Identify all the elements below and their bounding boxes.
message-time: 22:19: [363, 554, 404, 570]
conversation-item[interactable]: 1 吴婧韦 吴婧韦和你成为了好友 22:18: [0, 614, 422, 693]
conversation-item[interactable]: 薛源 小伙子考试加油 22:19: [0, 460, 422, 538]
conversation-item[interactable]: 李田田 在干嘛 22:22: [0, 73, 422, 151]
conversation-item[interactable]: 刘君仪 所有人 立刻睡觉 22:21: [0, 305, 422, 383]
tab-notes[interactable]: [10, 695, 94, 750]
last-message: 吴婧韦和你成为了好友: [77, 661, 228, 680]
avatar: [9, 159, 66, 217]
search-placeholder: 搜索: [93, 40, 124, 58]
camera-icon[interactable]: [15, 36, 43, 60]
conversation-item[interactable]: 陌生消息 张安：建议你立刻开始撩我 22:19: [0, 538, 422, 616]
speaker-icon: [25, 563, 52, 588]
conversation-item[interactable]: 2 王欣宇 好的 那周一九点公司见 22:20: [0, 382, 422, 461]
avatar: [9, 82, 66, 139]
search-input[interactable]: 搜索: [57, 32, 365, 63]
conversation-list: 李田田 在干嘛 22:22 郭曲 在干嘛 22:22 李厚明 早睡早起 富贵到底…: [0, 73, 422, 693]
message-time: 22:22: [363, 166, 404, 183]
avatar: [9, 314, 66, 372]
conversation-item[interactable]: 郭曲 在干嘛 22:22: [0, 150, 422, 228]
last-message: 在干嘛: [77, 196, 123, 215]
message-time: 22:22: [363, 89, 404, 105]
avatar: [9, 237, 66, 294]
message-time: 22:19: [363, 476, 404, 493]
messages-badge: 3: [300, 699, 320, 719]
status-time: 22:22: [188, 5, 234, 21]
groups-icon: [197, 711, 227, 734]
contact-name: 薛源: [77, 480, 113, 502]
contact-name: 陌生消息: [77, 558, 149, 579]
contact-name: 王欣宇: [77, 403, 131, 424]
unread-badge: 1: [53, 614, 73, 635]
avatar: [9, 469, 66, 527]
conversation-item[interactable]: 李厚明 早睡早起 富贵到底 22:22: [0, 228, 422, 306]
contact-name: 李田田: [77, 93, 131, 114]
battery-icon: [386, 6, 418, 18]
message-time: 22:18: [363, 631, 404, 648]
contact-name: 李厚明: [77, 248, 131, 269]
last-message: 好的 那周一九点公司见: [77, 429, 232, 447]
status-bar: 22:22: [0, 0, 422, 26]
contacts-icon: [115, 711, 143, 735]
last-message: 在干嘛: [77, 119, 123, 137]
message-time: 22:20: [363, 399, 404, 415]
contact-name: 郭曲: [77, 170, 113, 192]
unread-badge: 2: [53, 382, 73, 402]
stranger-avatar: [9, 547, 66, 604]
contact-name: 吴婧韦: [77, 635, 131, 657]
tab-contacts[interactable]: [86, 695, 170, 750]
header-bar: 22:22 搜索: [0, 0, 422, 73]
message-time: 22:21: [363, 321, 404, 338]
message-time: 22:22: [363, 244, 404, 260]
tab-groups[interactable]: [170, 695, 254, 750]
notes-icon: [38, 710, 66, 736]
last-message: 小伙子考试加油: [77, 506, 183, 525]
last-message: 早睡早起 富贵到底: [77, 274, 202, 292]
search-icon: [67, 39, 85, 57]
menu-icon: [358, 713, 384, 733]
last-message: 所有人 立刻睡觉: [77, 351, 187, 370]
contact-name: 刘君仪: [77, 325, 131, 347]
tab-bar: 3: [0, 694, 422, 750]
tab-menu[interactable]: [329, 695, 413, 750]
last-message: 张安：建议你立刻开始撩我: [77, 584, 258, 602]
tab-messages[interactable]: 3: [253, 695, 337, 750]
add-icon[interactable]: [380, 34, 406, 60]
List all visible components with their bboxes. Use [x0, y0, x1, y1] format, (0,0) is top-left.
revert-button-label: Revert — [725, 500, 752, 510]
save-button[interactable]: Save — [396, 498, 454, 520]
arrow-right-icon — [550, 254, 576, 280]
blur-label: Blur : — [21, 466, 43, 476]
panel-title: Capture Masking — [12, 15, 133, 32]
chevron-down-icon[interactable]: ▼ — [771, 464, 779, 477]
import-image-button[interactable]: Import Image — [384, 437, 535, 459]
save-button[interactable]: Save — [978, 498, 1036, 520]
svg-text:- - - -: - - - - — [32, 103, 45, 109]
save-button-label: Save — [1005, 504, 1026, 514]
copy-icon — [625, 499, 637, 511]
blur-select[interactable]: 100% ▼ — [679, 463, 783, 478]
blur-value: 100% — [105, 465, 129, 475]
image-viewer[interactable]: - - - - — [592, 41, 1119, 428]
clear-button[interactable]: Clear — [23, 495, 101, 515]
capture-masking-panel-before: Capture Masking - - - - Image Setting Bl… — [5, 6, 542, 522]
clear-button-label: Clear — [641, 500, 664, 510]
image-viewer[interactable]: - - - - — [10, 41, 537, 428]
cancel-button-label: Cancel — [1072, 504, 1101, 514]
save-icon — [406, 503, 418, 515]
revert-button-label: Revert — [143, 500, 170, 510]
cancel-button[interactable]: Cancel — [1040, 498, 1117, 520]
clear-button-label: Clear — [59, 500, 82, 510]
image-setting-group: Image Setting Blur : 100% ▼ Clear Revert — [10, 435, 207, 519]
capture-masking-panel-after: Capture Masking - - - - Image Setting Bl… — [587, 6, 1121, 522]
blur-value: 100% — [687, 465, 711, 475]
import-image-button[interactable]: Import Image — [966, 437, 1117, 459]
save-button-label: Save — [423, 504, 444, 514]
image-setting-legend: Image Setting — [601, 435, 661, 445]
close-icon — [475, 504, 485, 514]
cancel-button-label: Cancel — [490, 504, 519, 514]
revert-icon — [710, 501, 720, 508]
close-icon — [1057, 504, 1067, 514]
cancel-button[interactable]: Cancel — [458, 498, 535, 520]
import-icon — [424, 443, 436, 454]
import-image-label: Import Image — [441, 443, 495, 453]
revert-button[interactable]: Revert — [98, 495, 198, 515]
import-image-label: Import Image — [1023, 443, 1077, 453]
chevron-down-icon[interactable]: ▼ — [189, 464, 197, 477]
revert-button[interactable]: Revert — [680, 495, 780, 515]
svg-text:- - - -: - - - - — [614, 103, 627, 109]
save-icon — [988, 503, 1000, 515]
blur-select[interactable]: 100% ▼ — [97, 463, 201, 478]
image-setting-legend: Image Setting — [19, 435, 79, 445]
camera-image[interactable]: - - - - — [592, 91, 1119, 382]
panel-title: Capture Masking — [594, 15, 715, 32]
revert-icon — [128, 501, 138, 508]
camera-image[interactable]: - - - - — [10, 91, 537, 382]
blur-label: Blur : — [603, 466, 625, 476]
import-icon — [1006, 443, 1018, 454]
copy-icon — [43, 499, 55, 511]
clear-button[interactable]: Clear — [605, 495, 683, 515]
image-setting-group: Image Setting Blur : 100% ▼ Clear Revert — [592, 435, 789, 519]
────────────────────────────────────────
Copy every one of the lines above word for word, with nothing changed.

Identify all the elements below and their bounding boxes.
message-time: 22:19: [363, 554, 404, 570]
conversation-item[interactable]: 1 吴婧韦 吴婧韦和你成为了好友 22:18: [0, 614, 422, 693]
conversation-item[interactable]: 薛源 小伙子考试加油 22:19: [0, 460, 422, 538]
conversation-item[interactable]: 李田田 在干嘛 22:22: [0, 73, 422, 151]
conversation-item[interactable]: 刘君仪 所有人 立刻睡觉 22:21: [0, 305, 422, 383]
tab-notes[interactable]: [10, 695, 94, 750]
last-message: 吴婧韦和你成为了好友: [77, 661, 228, 680]
avatar: [9, 159, 66, 217]
search-placeholder: 搜索: [93, 40, 124, 58]
camera-icon[interactable]: [15, 36, 43, 60]
conversation-item[interactable]: 陌生消息 张安：建议你立刻开始撩我 22:19: [0, 538, 422, 616]
speaker-icon: [25, 563, 52, 588]
conversation-item[interactable]: 2 王欣宇 好的 那周一九点公司见 22:20: [0, 382, 422, 461]
avatar: [9, 82, 66, 139]
search-input[interactable]: 搜索: [57, 32, 365, 63]
conversation-list: 李田田 在干嘛 22:22 郭曲 在干嘛 22:22 李厚明 早睡早起 富贵到底…: [0, 73, 422, 693]
message-time: 22:22: [363, 166, 404, 183]
avatar: [9, 314, 66, 372]
conversation-item[interactable]: 郭曲 在干嘛 22:22: [0, 150, 422, 228]
last-message: 在干嘛: [77, 196, 123, 215]
message-time: 22:22: [363, 89, 404, 105]
avatar: [9, 237, 66, 294]
message-time: 22:19: [363, 476, 404, 493]
messages-badge: 3: [300, 699, 320, 719]
status-time: 22:22: [188, 5, 234, 21]
groups-icon: [197, 711, 227, 734]
contact-name: 薛源: [77, 480, 113, 502]
contact-name: 陌生消息: [77, 558, 149, 579]
contact-name: 王欣宇: [77, 403, 131, 424]
unread-badge: 1: [53, 614, 73, 635]
avatar: [9, 469, 66, 527]
conversation-item[interactable]: 李厚明 早睡早起 富贵到底 22:22: [0, 228, 422, 306]
contact-name: 李田田: [77, 93, 131, 114]
battery-icon: [386, 6, 418, 18]
message-time: 22:18: [363, 631, 404, 648]
contact-name: 李厚明: [77, 248, 131, 269]
last-message: 好的 那周一九点公司见: [77, 429, 232, 447]
status-bar: 22:22: [0, 0, 422, 26]
contacts-icon: [115, 711, 143, 735]
last-message: 在干嘛: [77, 119, 123, 137]
message-time: 22:20: [363, 399, 404, 415]
contact-name: 郭曲: [77, 170, 113, 192]
unread-badge: 2: [53, 382, 73, 402]
stranger-avatar: [9, 547, 66, 604]
contact-name: 吴婧韦: [77, 635, 131, 657]
tab-contacts[interactable]: [86, 695, 170, 750]
header-bar: 22:22 搜索: [0, 0, 422, 73]
message-time: 22:21: [363, 321, 404, 338]
message-time: 22:22: [363, 244, 404, 260]
tab-groups[interactable]: [170, 695, 254, 750]
notes-icon: [38, 710, 66, 736]
last-message: 小伙子考试加油: [77, 506, 183, 525]
last-message: 早睡早起 富贵到底: [77, 274, 202, 292]
search-icon: [67, 39, 85, 57]
menu-icon: [358, 713, 384, 733]
last-message: 所有人 立刻睡觉: [77, 351, 187, 370]
contact-name: 刘君仪: [77, 325, 131, 347]
tab-bar: 3: [0, 694, 422, 750]
tab-menu[interactable]: [329, 695, 413, 750]
last-message: 张安：建议你立刻开始撩我: [77, 584, 258, 602]
tab-messages[interactable]: 3: [253, 695, 337, 750]
add-icon[interactable]: [380, 34, 406, 60]
List all visible components with their bboxes. Use [x0, y0, x1, y1] format, (0,0) is top-left.
revert-button-label: Revert — [725, 500, 752, 510]
save-button[interactable]: Save — [396, 498, 454, 520]
arrow-right-icon — [550, 254, 576, 280]
blur-label: Blur : — [21, 466, 43, 476]
panel-title: Capture Masking — [12, 15, 133, 32]
chevron-down-icon[interactable]: ▼ — [771, 464, 779, 477]
import-image-button[interactable]: Import Image — [384, 437, 535, 459]
save-button[interactable]: Save — [978, 498, 1036, 520]
svg-text:- - - -: - - - - — [32, 103, 45, 109]
save-button-label: Save — [1005, 504, 1026, 514]
copy-icon — [625, 499, 637, 511]
blur-select[interactable]: 100% ▼ — [679, 463, 783, 478]
blur-value: 100% — [105, 465, 129, 475]
image-viewer[interactable]: - - - - — [592, 41, 1119, 428]
clear-button[interactable]: Clear — [23, 495, 101, 515]
capture-masking-panel-before: Capture Masking - - - - Image Setting Bl… — [5, 6, 542, 522]
clear-button-label: Clear — [641, 500, 664, 510]
image-viewer[interactable]: - - - - — [10, 41, 537, 428]
cancel-button-label: Cancel — [1072, 504, 1101, 514]
save-icon — [406, 503, 418, 515]
revert-button-label: Revert — [143, 500, 170, 510]
cancel-button[interactable]: Cancel — [1040, 498, 1117, 520]
clear-button-label: Clear — [59, 500, 82, 510]
image-setting-group: Image Setting Blur : 100% ▼ Clear Revert — [10, 435, 207, 519]
capture-masking-panel-after: Capture Masking - - - - Image Setting Bl… — [587, 6, 1121, 522]
blur-value: 100% — [687, 465, 711, 475]
import-image-button[interactable]: Import Image — [966, 437, 1117, 459]
save-button-label: Save — [423, 504, 444, 514]
image-setting-legend: Image Setting — [601, 435, 661, 445]
close-icon — [475, 504, 485, 514]
cancel-button-label: Cancel — [490, 504, 519, 514]
revert-icon — [710, 501, 720, 508]
close-icon — [1057, 504, 1067, 514]
cancel-button[interactable]: Cancel — [458, 498, 535, 520]
import-icon — [424, 443, 436, 454]
import-image-label: Import Image — [441, 443, 495, 453]
revert-button[interactable]: Revert — [98, 495, 198, 515]
import-image-label: Import Image — [1023, 443, 1077, 453]
chevron-down-icon[interactable]: ▼ — [189, 464, 197, 477]
revert-button[interactable]: Revert — [680, 495, 780, 515]
svg-text:- - - -: - - - - — [614, 103, 627, 109]
save-icon — [988, 503, 1000, 515]
blur-select[interactable]: 100% ▼ — [97, 463, 201, 478]
image-setting-legend: Image Setting — [19, 435, 79, 445]
camera-image[interactable]: - - - - — [592, 91, 1119, 382]
panel-title: Capture Masking — [594, 15, 715, 32]
revert-icon — [128, 501, 138, 508]
camera-image[interactable]: - - - - — [10, 91, 537, 382]
blur-label: Blur : — [603, 466, 625, 476]
import-icon — [1006, 443, 1018, 454]
copy-icon — [43, 499, 55, 511]
clear-button[interactable]: Clear — [605, 495, 683, 515]
image-setting-group: Image Setting Blur : 100% ▼ Clear Revert — [592, 435, 789, 519]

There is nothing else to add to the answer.